▸ SOURCE DATA:
——

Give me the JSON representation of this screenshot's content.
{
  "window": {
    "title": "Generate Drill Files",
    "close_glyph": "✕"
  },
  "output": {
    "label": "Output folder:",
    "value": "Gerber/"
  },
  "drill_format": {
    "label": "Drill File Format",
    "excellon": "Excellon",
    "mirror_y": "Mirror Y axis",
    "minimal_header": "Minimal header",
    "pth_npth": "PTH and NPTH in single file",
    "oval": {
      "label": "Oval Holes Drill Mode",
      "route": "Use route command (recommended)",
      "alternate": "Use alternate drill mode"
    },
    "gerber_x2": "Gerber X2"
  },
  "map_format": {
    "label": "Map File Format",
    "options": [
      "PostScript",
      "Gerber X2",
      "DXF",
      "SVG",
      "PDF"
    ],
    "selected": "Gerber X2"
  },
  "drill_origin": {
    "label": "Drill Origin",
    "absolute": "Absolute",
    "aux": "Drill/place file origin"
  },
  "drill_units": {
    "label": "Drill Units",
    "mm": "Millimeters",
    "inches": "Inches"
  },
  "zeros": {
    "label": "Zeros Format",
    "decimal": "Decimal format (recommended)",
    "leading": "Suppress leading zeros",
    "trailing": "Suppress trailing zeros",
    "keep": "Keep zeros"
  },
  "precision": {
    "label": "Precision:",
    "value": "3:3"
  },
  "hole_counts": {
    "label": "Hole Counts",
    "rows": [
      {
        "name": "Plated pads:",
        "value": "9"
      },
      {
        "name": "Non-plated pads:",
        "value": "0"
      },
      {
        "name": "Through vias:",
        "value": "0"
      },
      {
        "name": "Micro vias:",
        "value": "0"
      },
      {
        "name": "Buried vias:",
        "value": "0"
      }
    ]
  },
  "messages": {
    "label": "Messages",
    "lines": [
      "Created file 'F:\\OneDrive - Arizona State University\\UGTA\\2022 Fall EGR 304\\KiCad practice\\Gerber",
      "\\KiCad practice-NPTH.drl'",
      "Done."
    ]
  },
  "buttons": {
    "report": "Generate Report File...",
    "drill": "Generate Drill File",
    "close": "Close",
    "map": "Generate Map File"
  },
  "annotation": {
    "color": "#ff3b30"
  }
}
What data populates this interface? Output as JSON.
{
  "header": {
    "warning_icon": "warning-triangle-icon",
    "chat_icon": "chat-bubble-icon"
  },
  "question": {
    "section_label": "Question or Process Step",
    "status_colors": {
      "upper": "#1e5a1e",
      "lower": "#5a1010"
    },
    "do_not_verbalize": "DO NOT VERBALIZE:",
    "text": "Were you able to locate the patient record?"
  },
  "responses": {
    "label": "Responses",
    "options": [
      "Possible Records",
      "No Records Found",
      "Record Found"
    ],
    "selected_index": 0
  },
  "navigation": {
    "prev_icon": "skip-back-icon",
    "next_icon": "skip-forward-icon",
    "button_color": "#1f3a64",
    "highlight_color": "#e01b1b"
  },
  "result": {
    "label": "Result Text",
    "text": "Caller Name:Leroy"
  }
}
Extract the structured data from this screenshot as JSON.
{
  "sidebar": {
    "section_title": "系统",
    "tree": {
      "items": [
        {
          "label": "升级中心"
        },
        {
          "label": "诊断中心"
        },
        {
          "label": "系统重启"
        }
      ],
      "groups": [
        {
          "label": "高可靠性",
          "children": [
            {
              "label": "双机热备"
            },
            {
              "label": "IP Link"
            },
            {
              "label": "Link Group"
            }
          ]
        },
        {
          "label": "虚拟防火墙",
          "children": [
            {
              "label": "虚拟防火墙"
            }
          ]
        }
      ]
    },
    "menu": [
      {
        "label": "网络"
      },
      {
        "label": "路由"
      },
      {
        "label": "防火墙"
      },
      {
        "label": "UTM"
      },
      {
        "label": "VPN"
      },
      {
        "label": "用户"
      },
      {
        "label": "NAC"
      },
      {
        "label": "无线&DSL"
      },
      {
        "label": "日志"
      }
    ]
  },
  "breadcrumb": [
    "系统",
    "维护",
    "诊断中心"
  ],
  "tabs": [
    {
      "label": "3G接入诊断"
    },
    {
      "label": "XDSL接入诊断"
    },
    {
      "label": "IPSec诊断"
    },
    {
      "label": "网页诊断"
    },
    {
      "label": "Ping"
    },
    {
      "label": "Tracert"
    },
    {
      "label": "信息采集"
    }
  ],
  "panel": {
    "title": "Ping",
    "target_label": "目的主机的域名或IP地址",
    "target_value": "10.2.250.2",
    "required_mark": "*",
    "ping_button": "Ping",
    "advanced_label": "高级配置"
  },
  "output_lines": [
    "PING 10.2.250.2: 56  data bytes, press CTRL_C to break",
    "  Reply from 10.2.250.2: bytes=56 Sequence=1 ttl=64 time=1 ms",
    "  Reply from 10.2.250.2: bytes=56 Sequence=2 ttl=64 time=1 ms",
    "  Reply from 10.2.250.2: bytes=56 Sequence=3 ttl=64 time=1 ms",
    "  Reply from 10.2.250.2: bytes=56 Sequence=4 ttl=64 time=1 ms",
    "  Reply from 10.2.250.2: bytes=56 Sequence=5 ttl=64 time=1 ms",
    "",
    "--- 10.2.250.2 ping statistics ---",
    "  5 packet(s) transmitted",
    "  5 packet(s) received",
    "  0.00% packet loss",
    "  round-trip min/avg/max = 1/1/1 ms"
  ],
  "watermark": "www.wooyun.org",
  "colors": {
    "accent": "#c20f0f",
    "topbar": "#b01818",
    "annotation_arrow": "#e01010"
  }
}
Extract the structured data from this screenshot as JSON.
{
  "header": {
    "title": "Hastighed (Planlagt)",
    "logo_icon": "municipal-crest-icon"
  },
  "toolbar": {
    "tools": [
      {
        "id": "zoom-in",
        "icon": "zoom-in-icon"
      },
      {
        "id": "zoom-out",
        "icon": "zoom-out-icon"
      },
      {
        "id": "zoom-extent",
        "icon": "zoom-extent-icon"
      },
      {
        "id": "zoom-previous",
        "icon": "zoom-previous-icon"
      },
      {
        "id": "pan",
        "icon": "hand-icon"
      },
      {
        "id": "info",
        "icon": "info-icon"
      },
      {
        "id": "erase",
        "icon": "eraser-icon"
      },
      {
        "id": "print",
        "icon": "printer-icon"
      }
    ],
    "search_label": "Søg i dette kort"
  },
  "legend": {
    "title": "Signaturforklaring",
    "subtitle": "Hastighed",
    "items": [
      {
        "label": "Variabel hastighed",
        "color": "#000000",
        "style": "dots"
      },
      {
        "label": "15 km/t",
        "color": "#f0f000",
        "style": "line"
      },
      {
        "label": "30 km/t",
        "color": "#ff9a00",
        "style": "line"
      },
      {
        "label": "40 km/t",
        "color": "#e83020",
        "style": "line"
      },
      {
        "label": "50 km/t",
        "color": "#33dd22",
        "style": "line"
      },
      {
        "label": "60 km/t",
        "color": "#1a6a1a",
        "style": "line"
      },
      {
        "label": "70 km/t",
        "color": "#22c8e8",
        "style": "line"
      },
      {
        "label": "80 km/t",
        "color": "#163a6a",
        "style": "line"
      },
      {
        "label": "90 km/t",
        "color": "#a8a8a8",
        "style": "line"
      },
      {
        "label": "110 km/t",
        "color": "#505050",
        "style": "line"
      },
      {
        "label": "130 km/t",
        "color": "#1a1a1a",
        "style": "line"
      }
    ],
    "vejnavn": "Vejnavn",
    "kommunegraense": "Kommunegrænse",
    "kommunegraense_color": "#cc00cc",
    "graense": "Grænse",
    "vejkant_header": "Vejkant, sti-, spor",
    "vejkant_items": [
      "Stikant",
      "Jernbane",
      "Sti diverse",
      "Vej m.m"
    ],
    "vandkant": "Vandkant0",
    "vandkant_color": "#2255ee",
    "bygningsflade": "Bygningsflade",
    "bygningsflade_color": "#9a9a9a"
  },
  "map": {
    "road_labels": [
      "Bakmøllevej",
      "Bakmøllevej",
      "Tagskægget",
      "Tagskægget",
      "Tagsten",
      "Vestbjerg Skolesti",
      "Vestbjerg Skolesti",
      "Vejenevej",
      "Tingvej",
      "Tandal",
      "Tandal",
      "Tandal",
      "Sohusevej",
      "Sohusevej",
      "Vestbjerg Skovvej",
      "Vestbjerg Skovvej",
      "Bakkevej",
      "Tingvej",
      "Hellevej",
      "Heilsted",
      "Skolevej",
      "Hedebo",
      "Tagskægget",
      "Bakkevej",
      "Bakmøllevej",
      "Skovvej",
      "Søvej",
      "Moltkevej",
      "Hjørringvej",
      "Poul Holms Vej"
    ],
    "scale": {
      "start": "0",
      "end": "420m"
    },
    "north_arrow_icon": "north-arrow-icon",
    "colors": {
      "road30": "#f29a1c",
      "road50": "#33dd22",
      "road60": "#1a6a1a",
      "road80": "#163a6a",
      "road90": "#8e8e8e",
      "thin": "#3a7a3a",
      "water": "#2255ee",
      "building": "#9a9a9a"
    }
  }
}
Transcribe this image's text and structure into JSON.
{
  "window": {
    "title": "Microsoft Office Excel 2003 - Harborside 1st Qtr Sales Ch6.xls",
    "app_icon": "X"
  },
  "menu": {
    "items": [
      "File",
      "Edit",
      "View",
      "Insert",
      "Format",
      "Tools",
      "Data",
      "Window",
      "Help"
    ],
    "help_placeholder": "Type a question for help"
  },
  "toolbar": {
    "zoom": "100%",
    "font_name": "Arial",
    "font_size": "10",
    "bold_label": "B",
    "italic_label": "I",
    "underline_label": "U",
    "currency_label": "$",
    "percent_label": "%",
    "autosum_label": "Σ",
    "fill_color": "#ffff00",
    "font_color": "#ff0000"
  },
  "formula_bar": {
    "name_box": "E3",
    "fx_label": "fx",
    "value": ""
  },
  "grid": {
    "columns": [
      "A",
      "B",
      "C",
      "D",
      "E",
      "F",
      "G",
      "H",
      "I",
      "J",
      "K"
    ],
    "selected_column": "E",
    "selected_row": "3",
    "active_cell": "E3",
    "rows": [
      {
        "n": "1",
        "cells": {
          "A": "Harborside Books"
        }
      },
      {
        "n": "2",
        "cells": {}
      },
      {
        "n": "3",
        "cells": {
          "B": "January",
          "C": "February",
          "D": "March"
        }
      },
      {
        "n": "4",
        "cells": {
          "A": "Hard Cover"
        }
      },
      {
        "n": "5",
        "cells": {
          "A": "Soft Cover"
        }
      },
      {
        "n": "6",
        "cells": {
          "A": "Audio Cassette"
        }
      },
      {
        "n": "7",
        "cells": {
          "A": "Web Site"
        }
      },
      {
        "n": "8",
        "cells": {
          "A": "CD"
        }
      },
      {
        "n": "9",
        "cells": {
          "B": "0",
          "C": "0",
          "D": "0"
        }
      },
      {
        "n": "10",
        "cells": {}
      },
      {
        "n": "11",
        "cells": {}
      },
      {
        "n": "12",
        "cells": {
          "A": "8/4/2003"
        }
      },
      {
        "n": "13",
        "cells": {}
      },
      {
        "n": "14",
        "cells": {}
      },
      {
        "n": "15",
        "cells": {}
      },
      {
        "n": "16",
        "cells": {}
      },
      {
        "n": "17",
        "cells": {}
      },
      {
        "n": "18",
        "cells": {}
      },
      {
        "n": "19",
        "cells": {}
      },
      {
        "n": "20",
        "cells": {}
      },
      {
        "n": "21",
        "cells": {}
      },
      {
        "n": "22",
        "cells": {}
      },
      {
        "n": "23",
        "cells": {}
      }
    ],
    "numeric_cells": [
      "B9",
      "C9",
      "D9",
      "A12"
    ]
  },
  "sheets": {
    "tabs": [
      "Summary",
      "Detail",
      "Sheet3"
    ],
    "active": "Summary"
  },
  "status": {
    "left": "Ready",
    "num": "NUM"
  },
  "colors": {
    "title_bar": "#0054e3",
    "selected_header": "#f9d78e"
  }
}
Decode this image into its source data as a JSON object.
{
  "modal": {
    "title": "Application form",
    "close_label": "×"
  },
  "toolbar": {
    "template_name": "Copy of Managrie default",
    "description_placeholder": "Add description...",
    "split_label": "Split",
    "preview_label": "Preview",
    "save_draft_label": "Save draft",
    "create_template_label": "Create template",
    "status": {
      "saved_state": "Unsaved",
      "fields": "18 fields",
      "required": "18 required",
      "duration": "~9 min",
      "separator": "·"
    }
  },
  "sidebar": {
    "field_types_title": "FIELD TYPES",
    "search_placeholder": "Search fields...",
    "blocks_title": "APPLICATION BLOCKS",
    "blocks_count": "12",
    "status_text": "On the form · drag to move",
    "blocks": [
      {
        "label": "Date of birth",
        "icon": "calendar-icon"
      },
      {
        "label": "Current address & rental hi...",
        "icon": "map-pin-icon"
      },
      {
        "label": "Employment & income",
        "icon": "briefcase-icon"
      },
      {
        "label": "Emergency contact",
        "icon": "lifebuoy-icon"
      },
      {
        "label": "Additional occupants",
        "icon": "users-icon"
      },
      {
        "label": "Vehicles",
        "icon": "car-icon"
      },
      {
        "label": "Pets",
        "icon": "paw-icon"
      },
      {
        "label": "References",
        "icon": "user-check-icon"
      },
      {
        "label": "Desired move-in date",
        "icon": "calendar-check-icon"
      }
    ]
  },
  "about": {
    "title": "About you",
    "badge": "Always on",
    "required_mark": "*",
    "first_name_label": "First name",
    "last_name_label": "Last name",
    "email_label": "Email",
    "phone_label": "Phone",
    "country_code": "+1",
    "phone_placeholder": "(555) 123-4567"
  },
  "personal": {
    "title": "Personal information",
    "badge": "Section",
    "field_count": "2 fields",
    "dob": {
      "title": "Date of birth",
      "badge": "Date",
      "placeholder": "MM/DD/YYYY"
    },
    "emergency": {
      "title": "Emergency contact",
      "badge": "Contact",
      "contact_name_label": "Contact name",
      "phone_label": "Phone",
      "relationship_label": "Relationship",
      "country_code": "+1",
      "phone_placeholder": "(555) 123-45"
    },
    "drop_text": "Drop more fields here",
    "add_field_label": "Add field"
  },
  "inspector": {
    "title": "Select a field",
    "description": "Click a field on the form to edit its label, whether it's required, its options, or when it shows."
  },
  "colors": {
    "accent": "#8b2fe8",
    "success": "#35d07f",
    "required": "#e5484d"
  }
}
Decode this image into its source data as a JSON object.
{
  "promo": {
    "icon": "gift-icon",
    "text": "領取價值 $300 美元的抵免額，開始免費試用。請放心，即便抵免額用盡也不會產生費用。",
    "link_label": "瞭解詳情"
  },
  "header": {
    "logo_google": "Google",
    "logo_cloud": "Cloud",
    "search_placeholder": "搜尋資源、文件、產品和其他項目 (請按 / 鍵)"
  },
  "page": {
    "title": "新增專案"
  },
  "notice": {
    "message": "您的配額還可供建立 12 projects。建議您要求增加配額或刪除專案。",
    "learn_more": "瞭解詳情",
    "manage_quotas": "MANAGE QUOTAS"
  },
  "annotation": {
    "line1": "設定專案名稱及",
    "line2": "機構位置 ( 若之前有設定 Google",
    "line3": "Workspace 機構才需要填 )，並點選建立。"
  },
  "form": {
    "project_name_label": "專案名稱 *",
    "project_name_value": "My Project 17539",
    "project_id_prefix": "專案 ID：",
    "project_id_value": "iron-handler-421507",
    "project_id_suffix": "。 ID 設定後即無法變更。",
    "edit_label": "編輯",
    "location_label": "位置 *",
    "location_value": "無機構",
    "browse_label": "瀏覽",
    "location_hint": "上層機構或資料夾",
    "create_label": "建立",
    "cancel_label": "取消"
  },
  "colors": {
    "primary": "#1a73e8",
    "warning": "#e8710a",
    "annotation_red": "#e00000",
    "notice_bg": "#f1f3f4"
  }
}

——

▸ TO BE DONE: Tally the lines of the listing above that include the word "skip". Answer with the number alone.

▸ SOLUTION TO THIS PROBLEM: 2